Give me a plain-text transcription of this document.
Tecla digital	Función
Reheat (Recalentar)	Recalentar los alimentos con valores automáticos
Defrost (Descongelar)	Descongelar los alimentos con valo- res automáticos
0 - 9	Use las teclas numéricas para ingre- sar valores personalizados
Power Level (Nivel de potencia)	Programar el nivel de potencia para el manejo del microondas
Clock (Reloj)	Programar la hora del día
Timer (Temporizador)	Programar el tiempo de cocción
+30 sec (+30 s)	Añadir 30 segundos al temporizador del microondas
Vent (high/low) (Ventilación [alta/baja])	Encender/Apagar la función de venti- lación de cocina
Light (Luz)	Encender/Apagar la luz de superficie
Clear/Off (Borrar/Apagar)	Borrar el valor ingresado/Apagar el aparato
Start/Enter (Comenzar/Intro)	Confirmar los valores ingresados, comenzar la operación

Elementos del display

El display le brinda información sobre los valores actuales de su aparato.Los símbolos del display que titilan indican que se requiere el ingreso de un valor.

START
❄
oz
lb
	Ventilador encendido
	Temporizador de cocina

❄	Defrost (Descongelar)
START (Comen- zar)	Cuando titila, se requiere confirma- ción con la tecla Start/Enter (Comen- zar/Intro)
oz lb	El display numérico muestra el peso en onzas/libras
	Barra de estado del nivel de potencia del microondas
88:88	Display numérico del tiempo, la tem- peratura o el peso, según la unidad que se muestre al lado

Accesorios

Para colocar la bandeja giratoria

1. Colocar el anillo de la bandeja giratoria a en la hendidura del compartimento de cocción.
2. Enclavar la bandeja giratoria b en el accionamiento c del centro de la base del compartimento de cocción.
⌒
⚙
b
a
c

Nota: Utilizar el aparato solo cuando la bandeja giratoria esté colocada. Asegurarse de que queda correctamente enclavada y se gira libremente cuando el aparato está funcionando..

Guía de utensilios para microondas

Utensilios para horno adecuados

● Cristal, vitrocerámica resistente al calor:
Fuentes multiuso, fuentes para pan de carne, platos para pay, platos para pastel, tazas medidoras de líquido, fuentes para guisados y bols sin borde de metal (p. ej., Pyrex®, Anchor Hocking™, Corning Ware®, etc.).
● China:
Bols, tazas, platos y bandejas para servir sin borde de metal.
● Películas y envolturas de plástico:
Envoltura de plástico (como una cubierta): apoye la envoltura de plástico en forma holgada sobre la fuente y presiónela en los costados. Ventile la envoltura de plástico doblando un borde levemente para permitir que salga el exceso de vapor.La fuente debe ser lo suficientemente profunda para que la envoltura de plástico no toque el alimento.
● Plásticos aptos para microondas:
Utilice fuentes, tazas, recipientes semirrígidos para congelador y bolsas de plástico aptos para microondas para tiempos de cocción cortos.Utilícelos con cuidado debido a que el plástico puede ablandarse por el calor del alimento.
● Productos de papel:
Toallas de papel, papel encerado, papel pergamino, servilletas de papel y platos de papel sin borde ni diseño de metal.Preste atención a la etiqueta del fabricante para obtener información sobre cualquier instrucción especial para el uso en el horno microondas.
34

....

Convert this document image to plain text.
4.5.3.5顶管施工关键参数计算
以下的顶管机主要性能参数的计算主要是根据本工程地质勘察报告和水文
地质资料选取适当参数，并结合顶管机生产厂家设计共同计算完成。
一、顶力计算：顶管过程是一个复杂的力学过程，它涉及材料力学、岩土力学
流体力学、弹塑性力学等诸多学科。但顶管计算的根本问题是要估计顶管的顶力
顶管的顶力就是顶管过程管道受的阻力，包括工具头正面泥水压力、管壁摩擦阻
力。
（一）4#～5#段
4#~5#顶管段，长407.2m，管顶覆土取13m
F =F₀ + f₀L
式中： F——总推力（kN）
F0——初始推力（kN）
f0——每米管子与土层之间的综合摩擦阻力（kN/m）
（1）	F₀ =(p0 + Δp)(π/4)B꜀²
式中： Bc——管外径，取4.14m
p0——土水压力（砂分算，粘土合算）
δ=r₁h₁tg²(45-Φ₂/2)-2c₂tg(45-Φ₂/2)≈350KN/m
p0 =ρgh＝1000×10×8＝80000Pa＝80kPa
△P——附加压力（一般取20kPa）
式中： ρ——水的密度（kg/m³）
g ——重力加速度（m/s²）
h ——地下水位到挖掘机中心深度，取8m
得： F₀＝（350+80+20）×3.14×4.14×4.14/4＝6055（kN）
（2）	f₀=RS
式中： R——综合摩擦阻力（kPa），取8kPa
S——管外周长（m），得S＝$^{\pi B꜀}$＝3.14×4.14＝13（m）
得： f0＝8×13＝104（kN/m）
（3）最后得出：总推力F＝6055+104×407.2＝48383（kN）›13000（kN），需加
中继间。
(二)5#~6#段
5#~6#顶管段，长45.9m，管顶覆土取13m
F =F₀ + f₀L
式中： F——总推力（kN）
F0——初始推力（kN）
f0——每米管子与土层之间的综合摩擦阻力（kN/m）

....

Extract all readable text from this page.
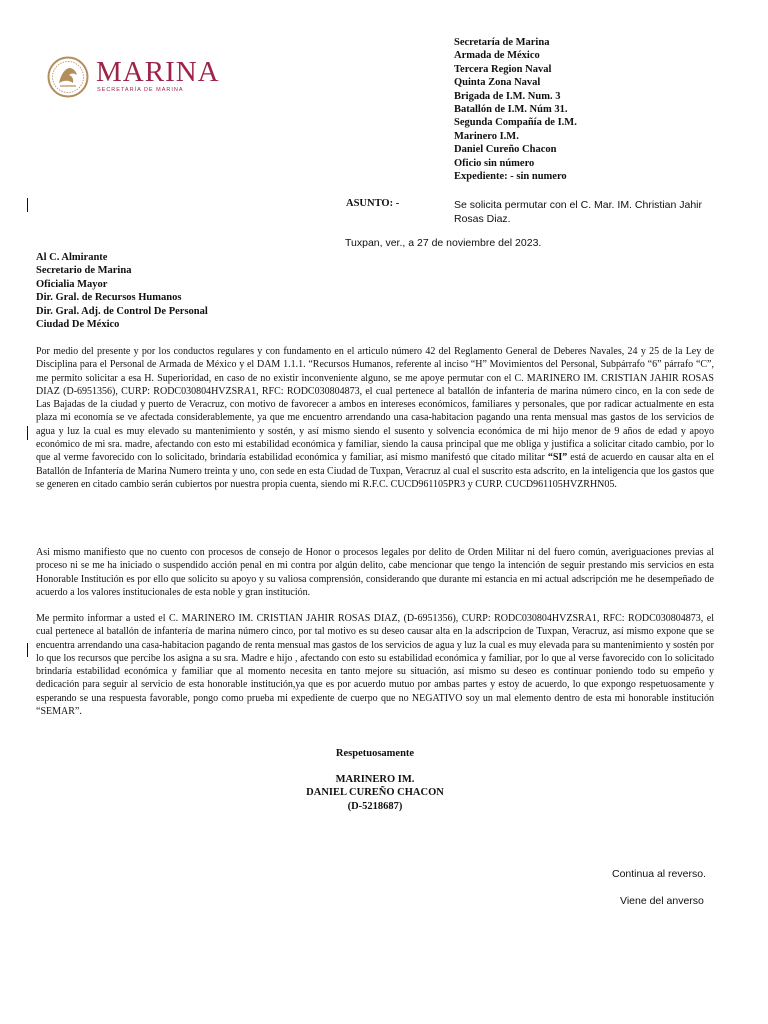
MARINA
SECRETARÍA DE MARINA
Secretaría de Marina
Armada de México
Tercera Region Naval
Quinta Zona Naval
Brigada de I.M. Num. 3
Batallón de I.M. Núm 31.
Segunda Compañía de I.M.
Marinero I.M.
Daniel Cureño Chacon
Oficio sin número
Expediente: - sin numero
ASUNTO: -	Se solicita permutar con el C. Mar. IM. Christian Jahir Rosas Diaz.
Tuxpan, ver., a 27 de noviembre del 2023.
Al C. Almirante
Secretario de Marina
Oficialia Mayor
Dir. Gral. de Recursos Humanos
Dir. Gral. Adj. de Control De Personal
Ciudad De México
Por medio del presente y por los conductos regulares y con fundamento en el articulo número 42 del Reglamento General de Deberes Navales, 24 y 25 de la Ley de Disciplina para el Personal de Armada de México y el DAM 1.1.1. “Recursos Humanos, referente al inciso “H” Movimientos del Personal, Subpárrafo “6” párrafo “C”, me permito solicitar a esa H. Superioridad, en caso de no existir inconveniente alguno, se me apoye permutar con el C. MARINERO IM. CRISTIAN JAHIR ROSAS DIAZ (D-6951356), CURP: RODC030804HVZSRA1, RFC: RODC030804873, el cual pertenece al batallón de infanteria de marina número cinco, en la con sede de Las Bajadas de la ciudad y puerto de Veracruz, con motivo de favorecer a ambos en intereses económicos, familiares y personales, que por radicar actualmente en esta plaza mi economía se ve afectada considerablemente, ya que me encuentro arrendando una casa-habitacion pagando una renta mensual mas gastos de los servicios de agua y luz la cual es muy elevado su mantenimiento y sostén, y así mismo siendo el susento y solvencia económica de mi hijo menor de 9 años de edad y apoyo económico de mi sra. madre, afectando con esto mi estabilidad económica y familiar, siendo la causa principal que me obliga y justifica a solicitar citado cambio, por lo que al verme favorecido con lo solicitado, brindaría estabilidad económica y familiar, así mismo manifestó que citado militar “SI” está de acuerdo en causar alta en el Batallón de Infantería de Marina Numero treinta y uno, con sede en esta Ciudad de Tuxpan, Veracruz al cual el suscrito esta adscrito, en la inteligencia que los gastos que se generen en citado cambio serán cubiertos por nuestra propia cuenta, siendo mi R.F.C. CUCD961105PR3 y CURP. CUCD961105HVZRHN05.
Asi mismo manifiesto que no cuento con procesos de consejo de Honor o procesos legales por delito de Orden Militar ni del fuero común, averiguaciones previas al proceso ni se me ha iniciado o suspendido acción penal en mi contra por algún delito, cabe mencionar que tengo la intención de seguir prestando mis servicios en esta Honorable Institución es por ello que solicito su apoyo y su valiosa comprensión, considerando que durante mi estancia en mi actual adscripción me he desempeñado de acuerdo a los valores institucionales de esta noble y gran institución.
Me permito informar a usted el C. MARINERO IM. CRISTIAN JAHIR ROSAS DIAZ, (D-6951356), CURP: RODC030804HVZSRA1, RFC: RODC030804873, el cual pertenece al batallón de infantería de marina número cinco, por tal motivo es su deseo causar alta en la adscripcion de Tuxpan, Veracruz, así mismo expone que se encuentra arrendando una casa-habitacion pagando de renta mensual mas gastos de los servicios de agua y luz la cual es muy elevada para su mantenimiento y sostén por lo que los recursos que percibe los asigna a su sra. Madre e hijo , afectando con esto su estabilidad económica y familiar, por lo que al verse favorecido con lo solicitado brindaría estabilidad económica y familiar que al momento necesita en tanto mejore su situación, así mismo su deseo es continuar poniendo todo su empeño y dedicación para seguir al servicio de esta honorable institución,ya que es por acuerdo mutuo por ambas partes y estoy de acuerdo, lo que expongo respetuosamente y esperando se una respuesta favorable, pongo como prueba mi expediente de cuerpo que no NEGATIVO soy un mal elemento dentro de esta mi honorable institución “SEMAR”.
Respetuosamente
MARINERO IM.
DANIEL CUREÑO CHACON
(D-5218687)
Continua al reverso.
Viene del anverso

....

_Your goal:_ Across the data above, how many lines include the word "Programar"? Give only the count.

_Complete response:_ 3